> _Data in this exercise_
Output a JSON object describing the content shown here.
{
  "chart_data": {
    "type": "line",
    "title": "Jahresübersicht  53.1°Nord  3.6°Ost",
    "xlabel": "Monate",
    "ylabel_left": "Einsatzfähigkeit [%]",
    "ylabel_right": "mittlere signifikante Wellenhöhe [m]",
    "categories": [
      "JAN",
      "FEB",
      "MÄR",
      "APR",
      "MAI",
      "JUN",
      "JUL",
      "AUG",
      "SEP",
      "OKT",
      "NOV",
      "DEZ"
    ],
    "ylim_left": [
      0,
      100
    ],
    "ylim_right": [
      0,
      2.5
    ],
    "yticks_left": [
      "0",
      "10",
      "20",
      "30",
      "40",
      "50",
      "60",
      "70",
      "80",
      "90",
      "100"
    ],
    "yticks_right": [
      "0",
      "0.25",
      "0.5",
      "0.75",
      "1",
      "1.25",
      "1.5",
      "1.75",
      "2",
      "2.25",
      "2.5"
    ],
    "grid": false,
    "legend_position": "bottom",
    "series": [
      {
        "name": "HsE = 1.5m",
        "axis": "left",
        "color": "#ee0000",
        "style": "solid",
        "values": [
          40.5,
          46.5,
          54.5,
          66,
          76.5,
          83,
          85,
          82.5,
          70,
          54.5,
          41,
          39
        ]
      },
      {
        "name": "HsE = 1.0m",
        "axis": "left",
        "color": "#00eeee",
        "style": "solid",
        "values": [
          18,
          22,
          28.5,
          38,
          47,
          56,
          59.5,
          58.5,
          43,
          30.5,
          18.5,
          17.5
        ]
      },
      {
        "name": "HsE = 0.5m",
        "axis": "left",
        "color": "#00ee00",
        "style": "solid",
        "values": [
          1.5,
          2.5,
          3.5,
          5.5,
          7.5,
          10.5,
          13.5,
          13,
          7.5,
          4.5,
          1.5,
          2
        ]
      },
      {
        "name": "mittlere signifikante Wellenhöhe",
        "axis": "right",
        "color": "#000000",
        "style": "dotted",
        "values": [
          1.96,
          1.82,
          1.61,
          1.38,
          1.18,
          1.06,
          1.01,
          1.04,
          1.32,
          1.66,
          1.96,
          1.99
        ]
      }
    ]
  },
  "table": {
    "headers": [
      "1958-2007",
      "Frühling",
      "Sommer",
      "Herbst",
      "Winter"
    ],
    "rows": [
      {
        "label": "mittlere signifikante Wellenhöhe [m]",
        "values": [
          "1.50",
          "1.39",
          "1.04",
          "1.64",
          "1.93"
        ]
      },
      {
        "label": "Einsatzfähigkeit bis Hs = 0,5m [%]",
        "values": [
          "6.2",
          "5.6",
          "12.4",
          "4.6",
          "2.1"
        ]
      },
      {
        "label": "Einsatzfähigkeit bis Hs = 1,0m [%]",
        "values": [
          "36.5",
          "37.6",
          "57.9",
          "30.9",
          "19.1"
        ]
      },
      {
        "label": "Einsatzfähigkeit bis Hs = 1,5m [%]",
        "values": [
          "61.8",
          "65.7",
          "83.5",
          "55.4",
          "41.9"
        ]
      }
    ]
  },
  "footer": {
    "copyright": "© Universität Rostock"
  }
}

> _Brief_
Extract the full set of entries word for word.

> _Worked solution_
Output a JSON object describing the content shown here.
{
  "chart_data": {
    "type": "line",
    "title": "Jahresübersicht  53.1°Nord  3.6°Ost",
    "xlabel": "Monate",
    "ylabel_left": "Einsatzfähigkeit [%]",
    "ylabel_right": "mittlere signifikante Wellenhöhe [m]",
    "categories": [
      "JAN",
      "FEB",
      "MÄR",
      "APR",
      "MAI",
      "JUN",
      "JUL",
      "AUG",
      "SEP",
      "OKT",
      "NOV",
      "DEZ"
    ],
    "ylim_left": [
      0,
      100
    ],
    "ylim_right": [
      0,
      2.5
    ],
    "yticks_left": [
      "0",
      "10",
      "20",
      "30",
      "40",
      "50",
      "60",
      "70",
      "80",
      "90",
      "100"
    ],
    "yticks_right": [
      "0",
      "0.25",
      "0.5",
      "0.75",
      "1",
      "1.25",
      "1.5",
      "1.75",
      "2",
      "2.25",
      "2.5"
    ],
    "grid": false,
    "legend_position": "bottom",
    "series": [
      {
        "name": "HsE = 1.5m",
        "axis": "left",
        "color": "#ee0000",
        "style": "solid",
        "values": [
          40.5,
          46.5,
          54.5,
          66,
          76.5,
          83,
          85,
          82.5,
          70,
          54.5,
          41,
          39
        ]
      },
      {
        "name": "HsE = 1.0m",
        "axis": "left",
        "color": "#00eeee",
        "style": "solid",
        "values": [
          18,
          22,
          28.5,
          38,
          47,
          56,
          59.5,
          58.5,
          43,
          30.5,
          18.5,
          17.5
        ]
      },
      {
        "name": "HsE = 0.5m",
        "axis": "left",
        "color": "#00ee00",
        "style": "solid",
        "values": [
          1.5,
          2.5,
          3.5,
          5.5,
          7.5,
          10.5,
          13.5,
          13,
          7.5,
          4.5,
          1.5,
          2
        ]
      },
      {
        "name": "mittlere signifikante Wellenhöhe",
        "axis": "right",
        "color": "#000000",
        "style": "dotted",
        "values": [
          1.96,
          1.82,
          1.61,
          1.38,
          1.18,
          1.06,
          1.01,
          1.04,
          1.32,
          1.66,
          1.96,
          1.99
        ]
      }
    ]
  },
  "table": {
    "headers": [
      "1958-2007",
      "Frühling",
      "Sommer",
      "Herbst",
      "Winter"
    ],
    "rows": [
      {
        "label": "mittlere signifikante Wellenhöhe [m]",
        "values": [
          "1.50",
          "1.39",
          "1.04",
          "1.64",
          "1.93"
        ]
      },
      {
        "label": "Einsatzfähigkeit bis Hs = 0,5m [%]",
        "values": [
          "6.2",
          "5.6",
          "12.4",
          "4.6",
          "2.1"
        ]
      },
      {
        "label": "Einsatzfähigkeit bis Hs = 1,0m [%]",
        "values": [
          "36.5",
          "37.6",
          "57.9",
          "30.9",
          "19.1"
        ]
      },
      {
        "label": "Einsatzfähigkeit bis Hs = 1,5m [%]",
        "values": [
          "61.8",
          "65.7",
          "83.5",
          "55.4",
          "41.9"
        ]
      }
    ]
  },
  "footer": {
    "copyright": "© Universität Rostock"
  }
}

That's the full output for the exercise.